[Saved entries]

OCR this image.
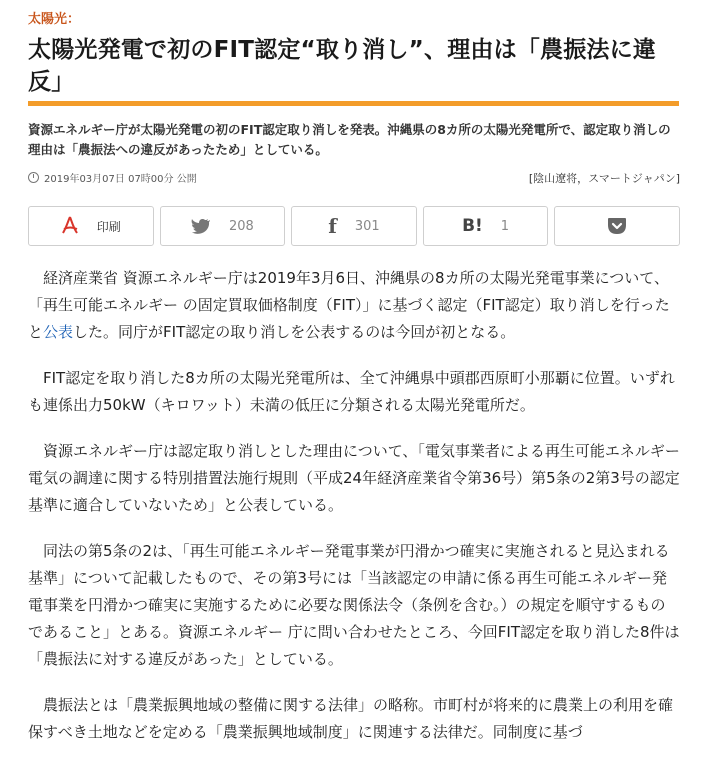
太陽光：
太陽光発電で初のFIT認定“取り消し”、理由は「農振法に違反」
資源エネルギー庁が太陽光発電の初のFIT認定取り消しを発表。沖縄県の8カ所の太陽光発電所で、認定取り消しの理由は「農振法への違反があったため」としている。
2019年03月07日 07時00分 公開	[陰山遼将，スマートジャパン]
印刷	208	f 301	B! 1

経済産業省 資源エネルギー庁は2019年3月6日、沖縄県の8カ所の太陽光発電事業について、「再生可能エネルギー の固定買取価格制度（FIT）」に基づく認定（FIT認定）取り消しを行ったと公表した。同庁がFIT認定の取り消しを公表するのは今回が初となる。

FIT認定を取り消した8カ所の太陽光発電所は、全て沖縄県中頭郡西原町小那覇に位置。いずれも連係出力50kW（キロワット）未満の低圧に分類される太陽光発電所だ。

資源エネルギー庁は認定取り消しとした理由について、「電気事業者による再生可能エネルギー電気の調達に関する特別措置法施行規則（平成24年経済産業省令第36号）第5条の2第3号の認定基準に適合していないため」と公表している。

同法の第5条の2は、「再生可能エネルギー発電事業が円滑かつ確実に実施されると見込まれる基準」について記載したもので、その第3号には「当該認定の申請に係る再生可能エネルギー発電事業を円滑かつ確実に実施するために必要な関係法令（条例を含む。）の規定を順守するものであること」とある。資源エネルギー 庁に問い合わせたところ、今回FIT認定を取り消した8件は「農振法に対する違反があった」としている。

農振法とは「農業振興地域の整備に関する法律」の略称。市町村が将来的に農業上の利用を確保すべき土地などを定める「農業振興地域制度」に関連する法律だ。同制度に基づ
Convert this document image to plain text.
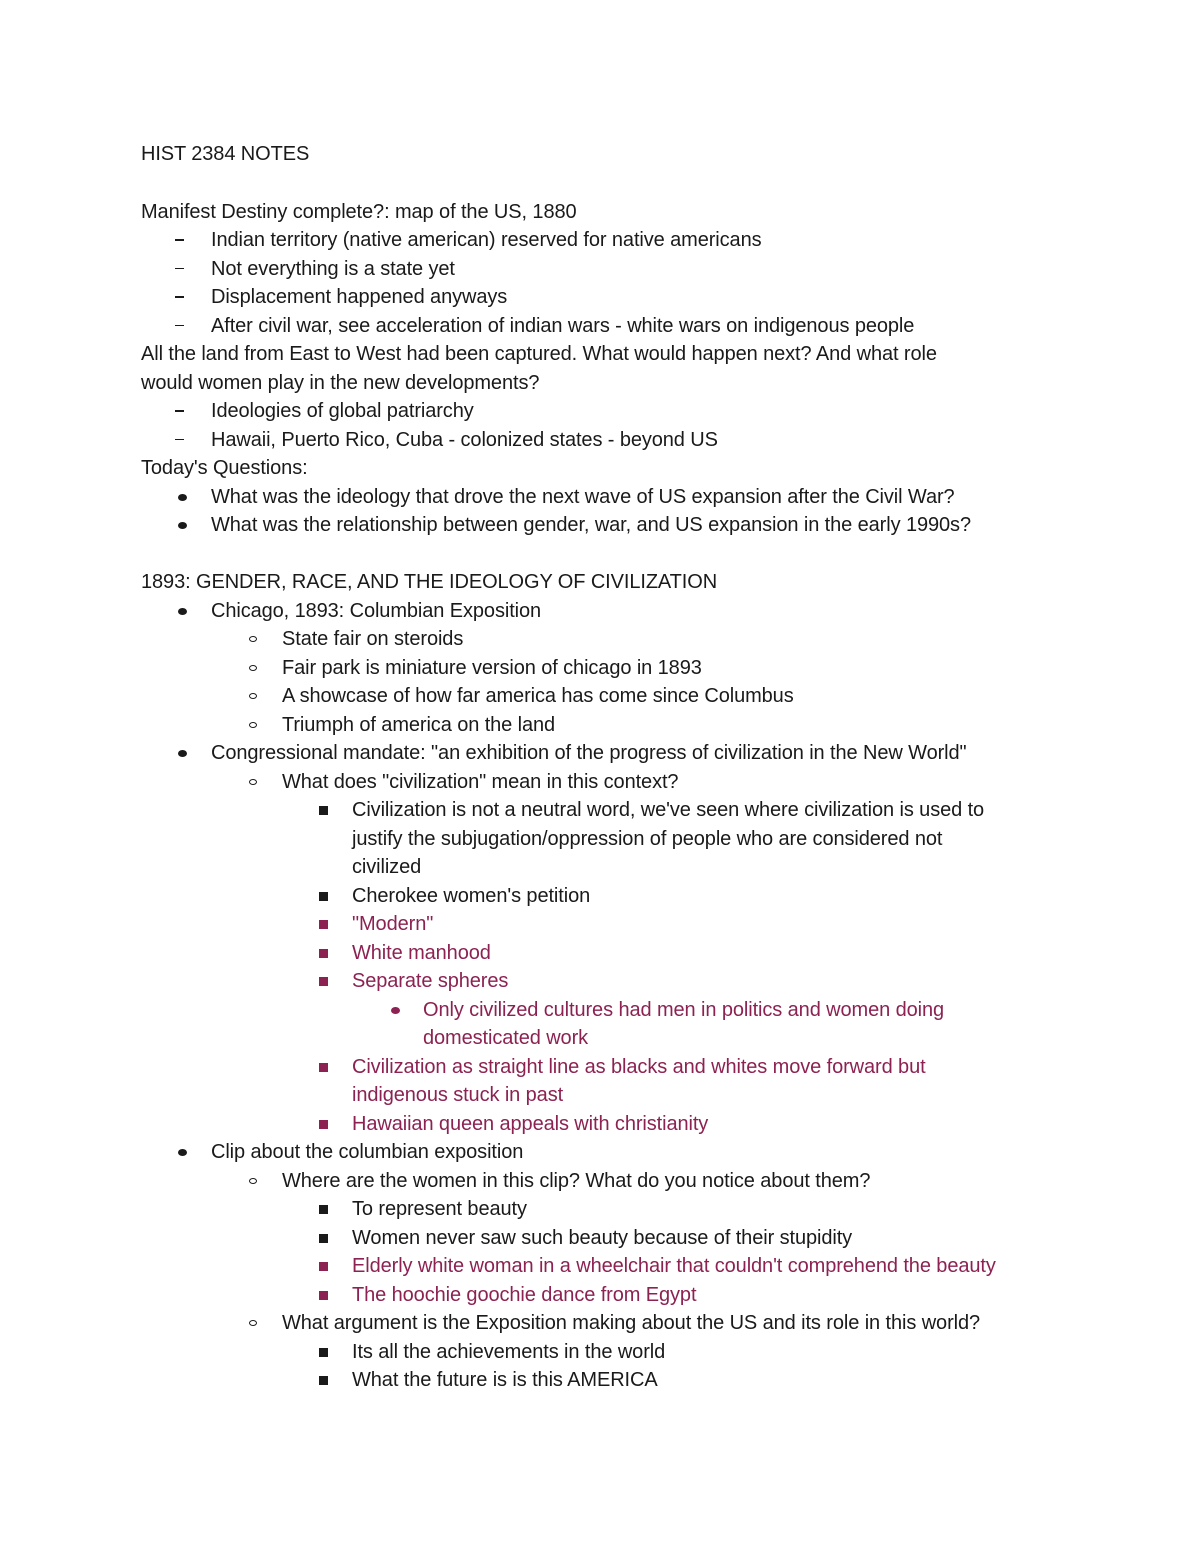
HIST 2384 NOTES
Manifest Destiny complete?: map of the US, 1880
Indian territory (native american) reserved for native americans
Not everything is a state yet
Displacement happened anyways
After civil war, see acceleration of indian wars - white wars on indigenous people
All the land from East to West had been captured. What would happen next? And what role
would women play in the new developments?
Ideologies of global patriarchy
Hawaii, Puerto Rico, Cuba - colonized states - beyond US
Today's Questions:
What was the ideology that drove the next wave of US expansion after the Civil War?
What was the relationship between gender, war, and US expansion in the early 1990s?
1893: GENDER, RACE, AND THE IDEOLOGY OF CIVILIZATION
Chicago, 1893: Columbian Exposition
State fair on steroids
Fair park is miniature version of chicago in 1893
A showcase of how far america has come since Columbus
Triumph of america on the land
Congressional mandate: "an exhibition of the progress of civilization in the New World"
What does "civilization" mean in this context?
Civilization is not a neutral word, we've seen where civilization is used to
justify the subjugation/oppression of people who are considered not
civilized
Cherokee women's petition
"Modern"
White manhood
Separate spheres
Only civilized cultures had men in politics and women doing
domesticated work
Civilization as straight line as blacks and whites move forward but
indigenous stuck in past
Hawaiian queen appeals with christianity
Clip about the columbian exposition
Where are the women in this clip? What do you notice about them?
To represent beauty
Women never saw such beauty because of their stupidity
Elderly white woman in a wheelchair that couldn't comprehend the beauty
The hoochie goochie dance from Egypt
What argument is the Exposition making about the US and its role in this world?
Its all the achievements in the world
What the future is is this AMERICA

What to do:
Repeat all of the data above word for word, minus the pictures.

Exercise answer:
OCR this image.
太陽光：
太陽光発電で初のFIT認定“取り消し”、理由は「農振法に違反」
資源エネルギー庁が太陽光発電の初のFIT認定取り消しを発表。沖縄県の8カ所の太陽光発電所で、認定取り消しの理由は「農振法への違反があったため」としている。
2019年03月07日 07時00分 公開	[陰山遼将，スマートジャパン]
印刷	208	f 301	B! 1

経済産業省 資源エネルギー庁は2019年3月6日、沖縄県の8カ所の太陽光発電事業について、「再生可能エネルギー の固定買取価格制度（FIT）」に基づく認定（FIT認定）取り消しを行ったと公表した。同庁がFIT認定の取り消しを公表するのは今回が初となる。

FIT認定を取り消した8カ所の太陽光発電所は、全て沖縄県中頭郡西原町小那覇に位置。いずれも連係出力50kW（キロワット）未満の低圧に分類される太陽光発電所だ。

資源エネルギー庁は認定取り消しとした理由について、「電気事業者による再生可能エネルギー電気の調達に関する特別措置法施行規則（平成24年経済産業省令第36号）第5条の2第3号の認定基準に適合していないため」と公表している。

同法の第5条の2は、「再生可能エネルギー発電事業が円滑かつ確実に実施されると見込まれる基準」について記載したもので、その第3号には「当該認定の申請に係る再生可能エネルギー発電事業を円滑かつ確実に実施するために必要な関係法令（条例を含む。）の規定を順守するものであること」とある。資源エネルギー 庁に問い合わせたところ、今回FIT認定を取り消した8件は「農振法に対する違反があった」としている。

農振法とは「農業振興地域の整備に関する法律」の略称。市町村が将来的に農業上の利用を確保すべき土地などを定める「農業振興地域制度」に関連する法律だ。同制度に基づ
Convert this document image to plain text.
HIST 2384 NOTES
Manifest Destiny complete?: map of the US, 1880
Indian territory (native american) reserved for native americans
Not everything is a state yet
Displacement happened anyways
After civil war, see acceleration of indian wars - white wars on indigenous people
All the land from East to West had been captured. What would happen next? And what role
would women play in the new developments?
Ideologies of global patriarchy
Hawaii, Puerto Rico, Cuba - colonized states - beyond US
Today's Questions:
What was the ideology that drove the next wave of US expansion after the Civil War?
What was the relationship between gender, war, and US expansion in the early 1990s?
1893: GENDER, RACE, AND THE IDEOLOGY OF CIVILIZATION
Chicago, 1893: Columbian Exposition
State fair on steroids
Fair park is miniature version of chicago in 1893
A showcase of how far america has come since Columbus
Triumph of america on the land
Congressional mandate: "an exhibition of the progress of civilization in the New World"
What does "civilization" mean in this context?
Civilization is not a neutral word, we've seen where civilization is used to
justify the subjugation/oppression of people who are considered not
civilized
Cherokee women's petition
"Modern"
White manhood
Separate spheres
Only civilized cultures had men in politics and women doing
domesticated work
Civilization as straight line as blacks and whites move forward but
indigenous stuck in past
Hawaiian queen appeals with christianity
Clip about the columbian exposition
Where are the women in this clip? What do you notice about them?
To represent beauty
Women never saw such beauty because of their stupidity
Elderly white woman in a wheelchair that couldn't comprehend the beauty
The hoochie goochie dance from Egypt
What argument is the Exposition making about the US and its role in this world?
Its all the achievements in the world
What the future is is this AMERICA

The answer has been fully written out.